[start]
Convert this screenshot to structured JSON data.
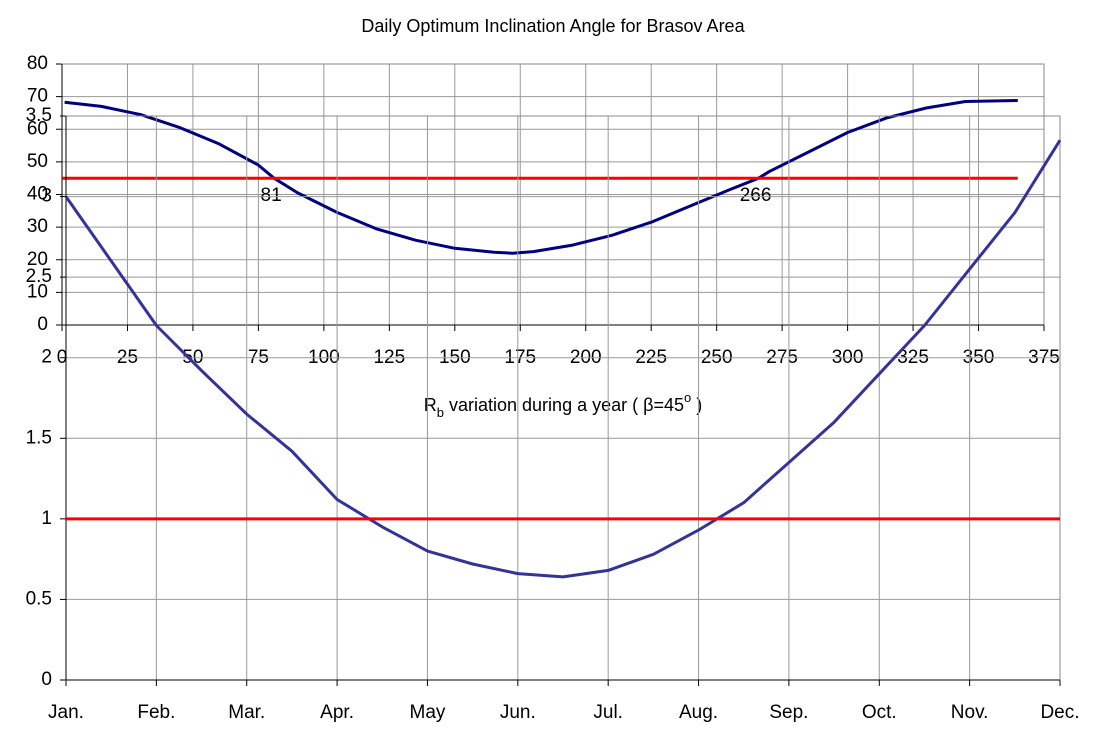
{
  "chart_data": [
    {
      "type": "line",
      "title": "Daily Optimum Inclination Angle for Brasov Area",
      "xlim": [
        0,
        375
      ],
      "xticks": [
        0,
        25,
        50,
        75,
        100,
        125,
        150,
        175,
        200,
        225,
        250,
        275,
        300,
        325,
        350,
        375
      ],
      "ylim": [
        0,
        80
      ],
      "yticks": [
        0,
        10,
        20,
        30,
        40,
        50,
        60,
        70,
        80
      ],
      "grid": true,
      "series": [
        {
          "color": "#000080",
          "x": [
            1,
            15,
            30,
            45,
            60,
            75,
            81,
            90,
            105,
            120,
            135,
            150,
            165,
            172,
            180,
            195,
            210,
            225,
            240,
            255,
            266,
            270,
            285,
            300,
            315,
            330,
            345,
            365
          ],
          "values": [
            68.3,
            67,
            64.5,
            60.5,
            55.5,
            49,
            45,
            40.5,
            34.5,
            29.5,
            26,
            23.5,
            22.3,
            22,
            22.5,
            24.5,
            27.5,
            31.5,
            36.5,
            41.5,
            45,
            47,
            53,
            59,
            63.5,
            66.5,
            68.5,
            68.8
          ]
        },
        {
          "color": "#ff0000",
          "x": [
            0,
            365
          ],
          "values": [
            45,
            45
          ]
        }
      ],
      "annotations": [
        81,
        266
      ]
    },
    {
      "type": "line",
      "title": [
        "R",
        "b",
        " variation during a year ( β=45",
        "o",
        " )"
      ],
      "categories": [
        "Jan.",
        null,
        "Feb.",
        null,
        "Mar.",
        null,
        "Apr.",
        null,
        "May",
        null,
        "Jun.",
        null,
        "Jul.",
        null,
        "Aug.",
        null,
        "Sep.",
        null,
        "Oct.",
        null,
        "Nov.",
        null,
        "Dec."
      ],
      "ylim": [
        0,
        3.5
      ],
      "yticks": [
        0,
        0.5,
        1,
        1.5,
        2,
        2.5,
        3,
        3.5
      ],
      "grid": true,
      "series": [
        {
          "color": "#333399",
          "values": [
            3.0,
            2.6,
            2.2,
            1.92,
            1.65,
            1.42,
            1.12,
            0.95,
            0.8,
            0.72,
            0.66,
            0.64,
            0.68,
            0.78,
            0.93,
            1.1,
            1.35,
            1.6,
            1.9,
            2.2,
            2.55,
            2.9,
            3.35
          ]
        },
        {
          "color": "#ff0000",
          "values": [
            1,
            1,
            1,
            1,
            1,
            1,
            1,
            1,
            1,
            1,
            1,
            1,
            1,
            1,
            1,
            1,
            1,
            1,
            1,
            1,
            1,
            1,
            1
          ]
        }
      ]
    }
  ]
}
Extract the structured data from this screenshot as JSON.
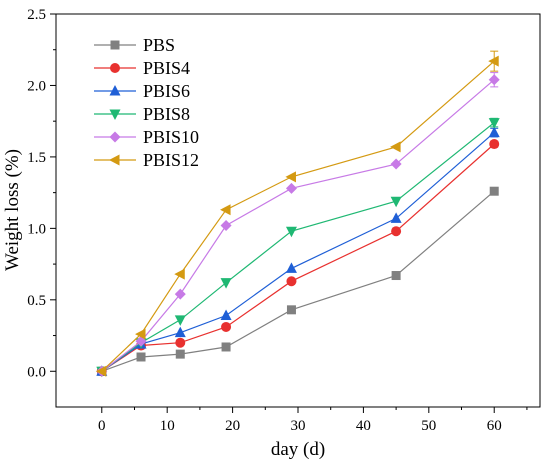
{
  "chart_data": {
    "type": "line",
    "xlabel": "day (d)",
    "ylabel": "Weight loss (%)",
    "xlim": [
      -7,
      67
    ],
    "ylim": [
      -0.25,
      2.5
    ],
    "xticks": [
      0,
      10,
      20,
      30,
      40,
      50,
      60
    ],
    "yticks": [
      0.0,
      0.5,
      1.0,
      1.5,
      2.0,
      2.5
    ],
    "xtick_labels": [
      "0",
      "10",
      "20",
      "30",
      "40",
      "50",
      "60"
    ],
    "ytick_labels": [
      "0.0",
      "0.5",
      "1.0",
      "1.5",
      "2.0",
      "2.5"
    ],
    "grid": false,
    "legend_position": "top-left",
    "x": [
      0,
      6,
      12,
      19,
      29,
      45,
      60
    ],
    "series": [
      {
        "name": "PBS",
        "color": "#808080",
        "marker": "square",
        "values": [
          0.0,
          0.1,
          0.12,
          0.17,
          0.43,
          0.67,
          1.26
        ]
      },
      {
        "name": "PBIS4",
        "color": "#e8312f",
        "marker": "circle",
        "values": [
          0.0,
          0.18,
          0.2,
          0.31,
          0.63,
          0.98,
          1.59
        ]
      },
      {
        "name": "PBIS6",
        "color": "#1f5fd6",
        "marker": "triangle-up",
        "values": [
          0.0,
          0.19,
          0.27,
          0.39,
          0.72,
          1.07,
          1.67
        ]
      },
      {
        "name": "PBIS8",
        "color": "#1fb873",
        "marker": "triangle-down",
        "values": [
          0.0,
          0.2,
          0.36,
          0.62,
          0.98,
          1.19,
          1.74
        ]
      },
      {
        "name": "PBIS10",
        "color": "#c77ae6",
        "marker": "diamond",
        "values": [
          0.0,
          0.21,
          0.54,
          1.02,
          1.28,
          1.45,
          2.04
        ]
      },
      {
        "name": "PBIS12",
        "color": "#d49a12",
        "marker": "triangle-left",
        "values": [
          0.0,
          0.26,
          0.68,
          1.13,
          1.36,
          1.57,
          2.17
        ]
      }
    ],
    "error_bars": [
      {
        "series": "PBIS12",
        "x": 60,
        "err": 0.07
      },
      {
        "series": "PBIS10",
        "x": 60,
        "err": 0.05
      },
      {
        "series": "PBIS8",
        "x": 60,
        "err": 0.03
      },
      {
        "series": "PBIS6",
        "x": 60,
        "err": 0.03
      },
      {
        "series": "PBIS4",
        "x": 60,
        "err": 0.02
      }
    ]
  }
}
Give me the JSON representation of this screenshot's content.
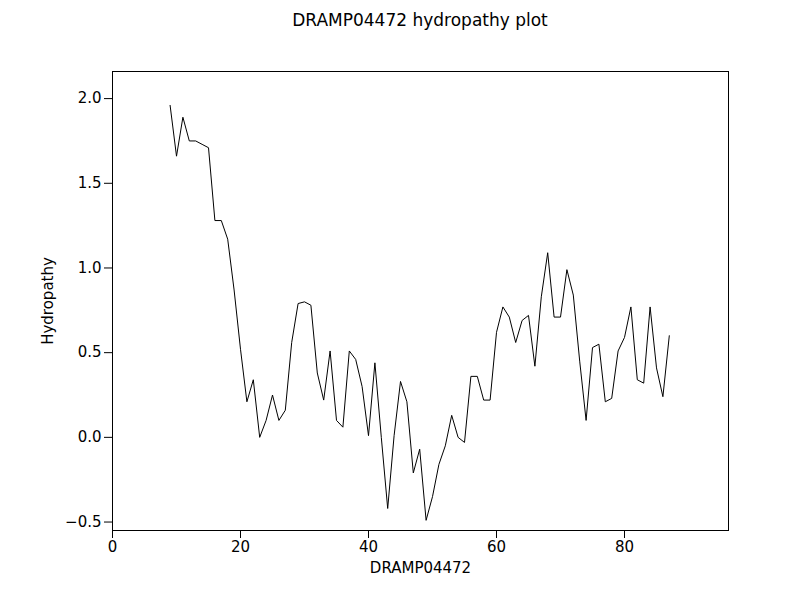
[end]
What is being asked> Output the entries above exactly. Drop the pictures.

Completed exercise>
Convert this screenshot to structured JSON data.
{
  "chart_data": [
    {
      "type": "line",
      "title": "Daily Optimum Inclination Angle for Brasov Area",
      "xlim": [
        0,
        375
      ],
      "xticks": [
        0,
        25,
        50,
        75,
        100,
        125,
        150,
        175,
        200,
        225,
        250,
        275,
        300,
        325,
        350,
        375
      ],
      "ylim": [
        0,
        80
      ],
      "yticks": [
        0,
        10,
        20,
        30,
        40,
        50,
        60,
        70,
        80
      ],
      "grid": true,
      "series": [
        {
          "color": "#000080",
          "x": [
            1,
            15,
            30,
            45,
            60,
            75,
            81,
            90,
            105,
            120,
            135,
            150,
            165,
            172,
            180,
            195,
            210,
            225,
            240,
            255,
            266,
            270,
            285,
            300,
            315,
            330,
            345,
            365
          ],
          "values": [
            68.3,
            67,
            64.5,
            60.5,
            55.5,
            49,
            45,
            40.5,
            34.5,
            29.5,
            26,
            23.5,
            22.3,
            22,
            22.5,
            24.5,
            27.5,
            31.5,
            36.5,
            41.5,
            45,
            47,
            53,
            59,
            63.5,
            66.5,
            68.5,
            68.8
          ]
        },
        {
          "color": "#ff0000",
          "x": [
            0,
            365
          ],
          "values": [
            45,
            45
          ]
        }
      ],
      "annotations": [
        81,
        266
      ]
    },
    {
      "type": "line",
      "title": [
        "R",
        "b",
        " variation during a year ( β=45",
        "o",
        " )"
      ],
      "categories": [
        "Jan.",
        null,
        "Feb.",
        null,
        "Mar.",
        null,
        "Apr.",
        null,
        "May",
        null,
        "Jun.",
        null,
        "Jul.",
        null,
        "Aug.",
        null,
        "Sep.",
        null,
        "Oct.",
        null,
        "Nov.",
        null,
        "Dec."
      ],
      "ylim": [
        0,
        3.5
      ],
      "yticks": [
        0,
        0.5,
        1,
        1.5,
        2,
        2.5,
        3,
        3.5
      ],
      "grid": true,
      "series": [
        {
          "color": "#333399",
          "values": [
            3.0,
            2.6,
            2.2,
            1.92,
            1.65,
            1.42,
            1.12,
            0.95,
            0.8,
            0.72,
            0.66,
            0.64,
            0.68,
            0.78,
            0.93,
            1.1,
            1.35,
            1.6,
            1.9,
            2.2,
            2.55,
            2.9,
            3.35
          ]
        },
        {
          "color": "#ff0000",
          "values": [
            1,
            1,
            1,
            1,
            1,
            1,
            1,
            1,
            1,
            1,
            1,
            1,
            1,
            1,
            1,
            1,
            1,
            1,
            1,
            1,
            1,
            1,
            1
          ]
        }
      ]
    }
  ]
}
Extract the structured data from this screenshot as JSON.
{
  "chart_data": {
    "type": "line",
    "xlabel": "day (d)",
    "ylabel": "Weight loss (%)",
    "xlim": [
      -7,
      67
    ],
    "ylim": [
      -0.25,
      2.5
    ],
    "xticks": [
      0,
      10,
      20,
      30,
      40,
      50,
      60
    ],
    "yticks": [
      0.0,
      0.5,
      1.0,
      1.5,
      2.0,
      2.5
    ],
    "xtick_labels": [
      "0",
      "10",
      "20",
      "30",
      "40",
      "50",
      "60"
    ],
    "ytick_labels": [
      "0.0",
      "0.5",
      "1.0",
      "1.5",
      "2.0",
      "2.5"
    ],
    "grid": false,
    "legend_position": "top-left",
    "x": [
      0,
      6,
      12,
      19,
      29,
      45,
      60
    ],
    "series": [
      {
        "name": "PBS",
        "color": "#808080",
        "marker": "square",
        "values": [
          0.0,
          0.1,
          0.12,
          0.17,
          0.43,
          0.67,
          1.26
        ]
      },
      {
        "name": "PBIS4",
        "color": "#e8312f",
        "marker": "circle",
        "values": [
          0.0,
          0.18,
          0.2,
          0.31,
          0.63,
          0.98,
          1.59
        ]
      },
      {
        "name": "PBIS6",
        "color": "#1f5fd6",
        "marker": "triangle-up",
        "values": [
          0.0,
          0.19,
          0.27,
          0.39,
          0.72,
          1.07,
          1.67
        ]
      },
      {
        "name": "PBIS8",
        "color": "#1fb873",
        "marker": "triangle-down",
        "values": [
          0.0,
          0.2,
          0.36,
          0.62,
          0.98,
          1.19,
          1.74
        ]
      },
      {
        "name": "PBIS10",
        "color": "#c77ae6",
        "marker": "diamond",
        "values": [
          0.0,
          0.21,
          0.54,
          1.02,
          1.28,
          1.45,
          2.04
        ]
      },
      {
        "name": "PBIS12",
        "color": "#d49a12",
        "marker": "triangle-left",
        "values": [
          0.0,
          0.26,
          0.68,
          1.13,
          1.36,
          1.57,
          2.17
        ]
      }
    ],
    "error_bars": [
      {
        "series": "PBIS12",
        "x": 60,
        "err": 0.07
      },
      {
        "series": "PBIS10",
        "x": 60,
        "err": 0.05
      },
      {
        "series": "PBIS8",
        "x": 60,
        "err": 0.03
      },
      {
        "series": "PBIS6",
        "x": 60,
        "err": 0.03
      },
      {
        "series": "PBIS4",
        "x": 60,
        "err": 0.02
      }
    ]
  }
}
Give me the JSON representation of this screenshot's content.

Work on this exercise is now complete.